[Dataset]
◆ ◆ ◆ ◆
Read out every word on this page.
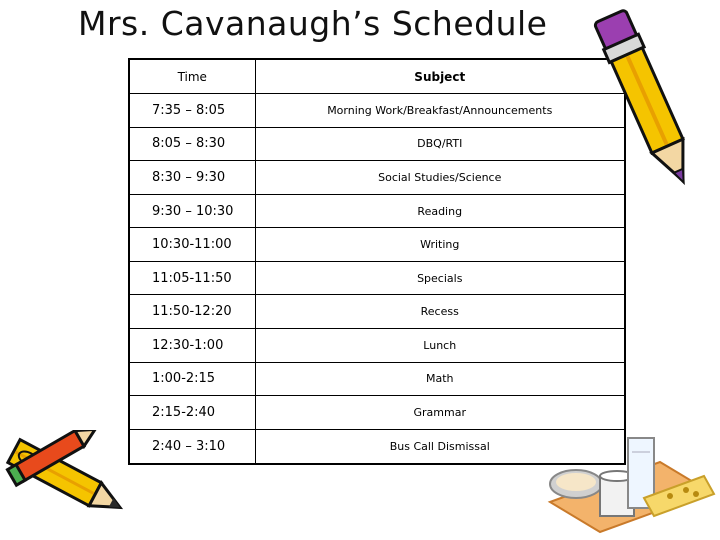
Mrs. Cavanaugh’s Schedule
Time	Subject
7:35 – 8:05	Morning Work/Breakfast/Announcements
8:05 – 8:30	DBQ/RTI
8:30 – 9:30	Social Studies/Science
9:30 – 10:30	Reading
10:30-11:00	Writing
11:05-11:50	Specials
11:50-12:20	Recess
12:30-1:00	Lunch
1:00-2:15	Math
2:15-2:40	Grammar
2:40 – 3:10	Bus Call Dismissal
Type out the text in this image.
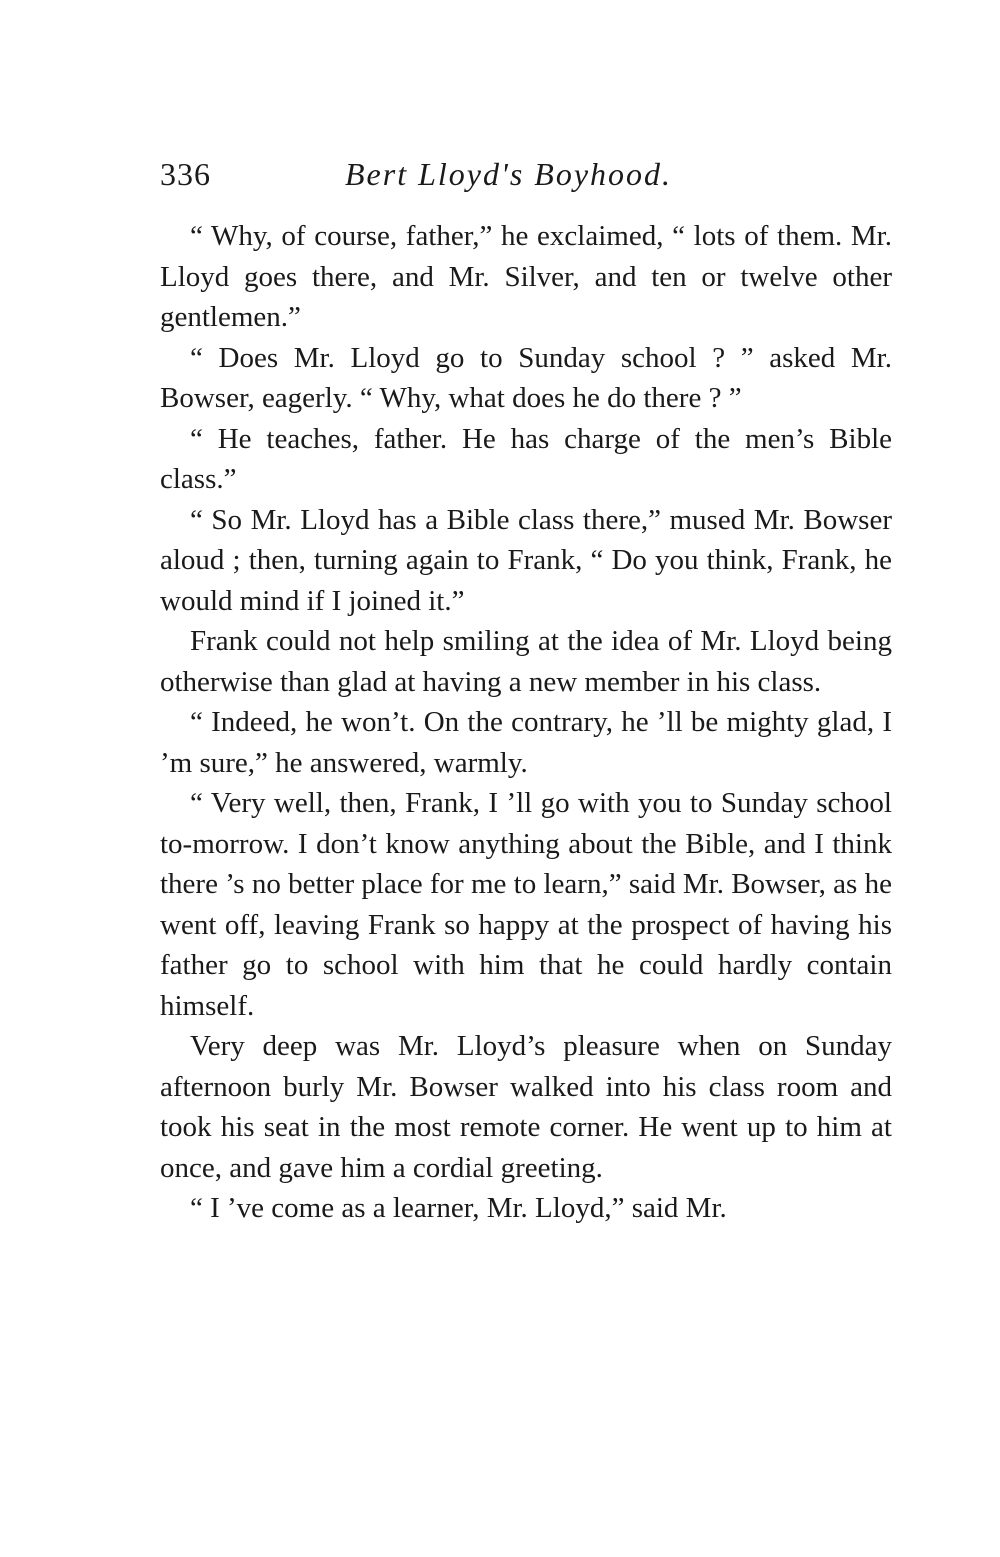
336	Bert Lloyd's Boyhood.

“ Why, of course, father,” he exclaimed, “ lots of them. Mr. Lloyd goes there, and Mr. Silver, and ten or twelve other gentlemen.”

“ Does Mr. Lloyd go to Sunday school ? ” asked Mr. Bowser, eagerly. “ Why, what does he do there ? ”

“ He teaches, father. He has charge of the men’s Bible class.”

“ So Mr. Lloyd has a Bible class there,” mused Mr. Bowser aloud ; then, turning again to Frank, “ Do you think, Frank, he would mind if I joined it.”

Frank could not help smiling at the idea of Mr. Lloyd being otherwise than glad at having a new member in his class.

“ Indeed, he won’t. On the contrary, he ’ll be mighty glad, I ’m sure,” he answered, warmly.

“ Very well, then, Frank, I ’ll go with you to Sunday school to-morrow. I don’t know anything about the Bible, and I think there ’s no better place for me to learn,” said Mr. Bowser, as he went off, leaving Frank so happy at the prospect of having his father go to school with him that he could hardly contain himself.

Very deep was Mr. Lloyd’s pleasure when on Sunday afternoon burly Mr. Bowser walked into his class room and took his seat in the most remote corner. He went up to him at once, and gave him a cordial greeting.

“ I ’ve come as a learner, Mr. Lloyd,” said Mr.
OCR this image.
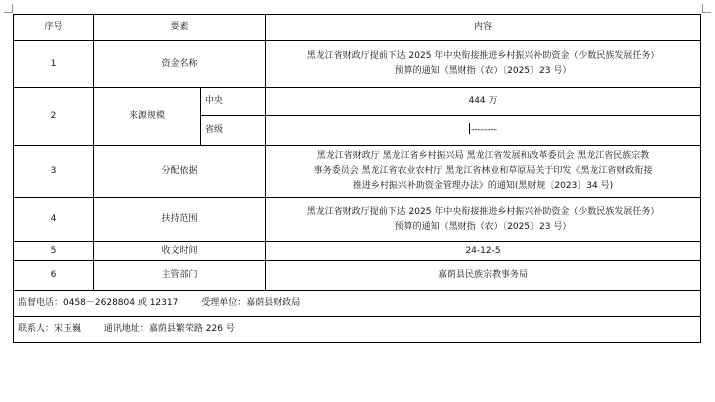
序号	要素		内容
1	资金名称		黑龙江省财政厅提前下达 2025 年中央衔接推进乡村振兴补助资金（少数民族发展任务）
预算的通知（黑财指（农）〔2025〕23 号）

2	来源规模	中央	444 万
		省级	--------
3	分配依据		黑龙江省财政厅 黑龙江省乡村振兴局 黑龙江省发展和改革委员会 黑龙江省民族宗教
事务委员会 黑龙江省农业农村厅 黑龙江省林业和草原局关于印发《黑龙江省财政衔接
推进乡村振兴补助资金管理办法》的通知(黑财规〔2023〕34 号)

4	扶持范围		黑龙江省财政厅提前下达 2025 年中央衔接推进乡村振兴补助资金（少数民族发展任务）
预算的通知（黑财指（农）〔2025〕23 号）

5	收文时间		24-12-5
6	主管部门		嘉荫县民族宗教事务局
监督电话：0458－2628804 或 12317        受理单位：嘉荫县财政局			
联系人：宋玉巍        通讯地址：嘉荫县繁荣路 226 号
◆ ◆ ◆ ◆
Reproduce the whole listing exactly, but not the images in it.

Read out every word on this page.
Mrs. Cavanaugh’s Schedule
Time	Subject
7:35 – 8:05	Morning Work/Breakfast/Announcements
8:05 – 8:30	DBQ/RTI
8:30 – 9:30	Social Studies/Science
9:30 – 10:30	Reading
10:30-11:00	Writing
11:05-11:50	Specials
11:50-12:20	Recess
12:30-1:00	Lunch
1:00-2:15	Math
2:15-2:40	Grammar
2:40 – 3:10	Bus Call Dismissal
Type out the text in this image.
336	Bert Lloyd's Boyhood.

“ Why, of course, father,” he exclaimed, “ lots of them. Mr. Lloyd goes there, and Mr. Silver, and ten or twelve other gentlemen.”

“ Does Mr. Lloyd go to Sunday school ? ” asked Mr. Bowser, eagerly. “ Why, what does he do there ? ”

“ He teaches, father. He has charge of the men’s Bible class.”

“ So Mr. Lloyd has a Bible class there,” mused Mr. Bowser aloud ; then, turning again to Frank, “ Do you think, Frank, he would mind if I joined it.”

Frank could not help smiling at the idea of Mr. Lloyd being otherwise than glad at having a new member in his class.

“ Indeed, he won’t. On the contrary, he ’ll be mighty glad, I ’m sure,” he answered, warmly.

“ Very well, then, Frank, I ’ll go with you to Sunday school to-morrow. I don’t know anything about the Bible, and I think there ’s no better place for me to learn,” said Mr. Bowser, as he went off, leaving Frank so happy at the prospect of having his father go to school with him that he could hardly contain himself.

Very deep was Mr. Lloyd’s pleasure when on Sunday afternoon burly Mr. Bowser walked into his class room and took his seat in the most remote corner. He went up to him at once, and gave him a cordial greeting.

“ I ’ve come as a learner, Mr. Lloyd,” said Mr.
OCR this image.
序号	要素		内容
1	资金名称		黑龙江省财政厅提前下达 2025 年中央衔接推进乡村振兴补助资金（少数民族发展任务）
预算的通知（黑财指（农）〔2025〕23 号）

2	来源规模	中央	444 万
		省级	--------
3	分配依据		黑龙江省财政厅 黑龙江省乡村振兴局 黑龙江省发展和改革委员会 黑龙江省民族宗教
事务委员会 黑龙江省农业农村厅 黑龙江省林业和草原局关于印发《黑龙江省财政衔接
推进乡村振兴补助资金管理办法》的通知(黑财规〔2023〕34 号)

4	扶持范围		黑龙江省财政厅提前下达 2025 年中央衔接推进乡村振兴补助资金（少数民族发展任务）
预算的通知（黑财指（农）〔2025〕23 号）

5	收文时间		24-12-5
6	主管部门		嘉荫县民族宗教事务局
监督电话：0458－2628804 或 12317        受理单位：嘉荫县财政局			
联系人：宋玉巍        通讯地址：嘉荫县繁荣路 226 号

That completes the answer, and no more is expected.